### What is being asked
Go through the entries below and retype them exactly, omitting each picture.

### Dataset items

• • •

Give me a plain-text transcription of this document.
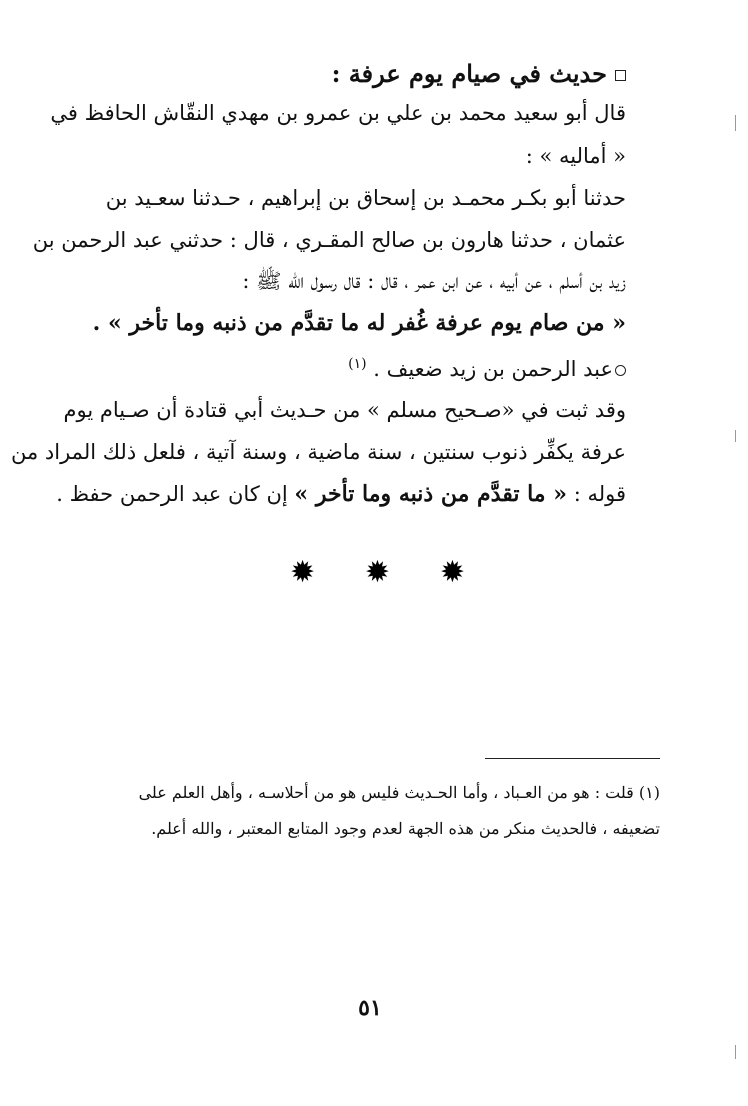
حديث في صيام يوم عرفة :
قال أبو سعيد محمد بن علي بن عمرو بن مهدي النقّاش الحافظ في
« أماليه » :
حدثنا أبو بكـر محمـد بن إسحاق بن إبراهيم ، حـدثنا سعـيد بن
عثمان ، حدثنا هارون بن صالح المقـري ، قال : حدثني عبد الرحمن بن
زيد بن أسلم ، عن أبيه ، عن ابن عمر ، قال : قال رسول الله ﷺ :
« من صام يوم عرفة غُفر له ما تقدَّم من ذنبه وما تأخر » .
عبد الرحمن بن زيد ضعيف . $^{(١)}$
وقد ثبت في «صـحيح مسلم » من حـديث أبي قتادة أن صـيام يوم
عرفة يكفِّر ذنوب سنتين ، سنة ماضية ، وسنة آتية ، فلعل ذلك المراد من
قوله : « ما تقدَّم من ذنبه وما تأخر » إن كان عبد الرحمن حفظ .
✹ ✹ ✹
(١) قلت : هو من العـباد ، وأما الحـديث فليس هو من أحلاسـه ، وأهل العلم على
تضعيفه ، فالحديث منكر من هذه الجهة لعدم وجود المتابع المعتبر ، والله أعلم.
٥١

• • •

### Task response
Give me a plain-text transcription of this document.
حديث في صيام يوم عرفة :
قال أبو سعيد محمد بن علي بن عمرو بن مهدي النقّاش الحافظ في
« أماليه » :
حدثنا أبو بكـر محمـد بن إسحاق بن إبراهيم ، حـدثنا سعـيد بن
عثمان ، حدثنا هارون بن صالح المقـري ، قال : حدثني عبد الرحمن بن
زيد بن أسلم ، عن أبيه ، عن ابن عمر ، قال : قال رسول الله ﷺ :
« من صام يوم عرفة غُفر له ما تقدَّم من ذنبه وما تأخر » .
عبد الرحمن بن زيد ضعيف . $^{(١)}$
وقد ثبت في «صـحيح مسلم » من حـديث أبي قتادة أن صـيام يوم
عرفة يكفِّر ذنوب سنتين ، سنة ماضية ، وسنة آتية ، فلعل ذلك المراد من
قوله : « ما تقدَّم من ذنبه وما تأخر » إن كان عبد الرحمن حفظ .
✹ ✹ ✹
(١) قلت : هو من العـباد ، وأما الحـديث فليس هو من أحلاسـه ، وأهل العلم على
تضعيفه ، فالحديث منكر من هذه الجهة لعدم وجود المتابع المعتبر ، والله أعلم.
٥١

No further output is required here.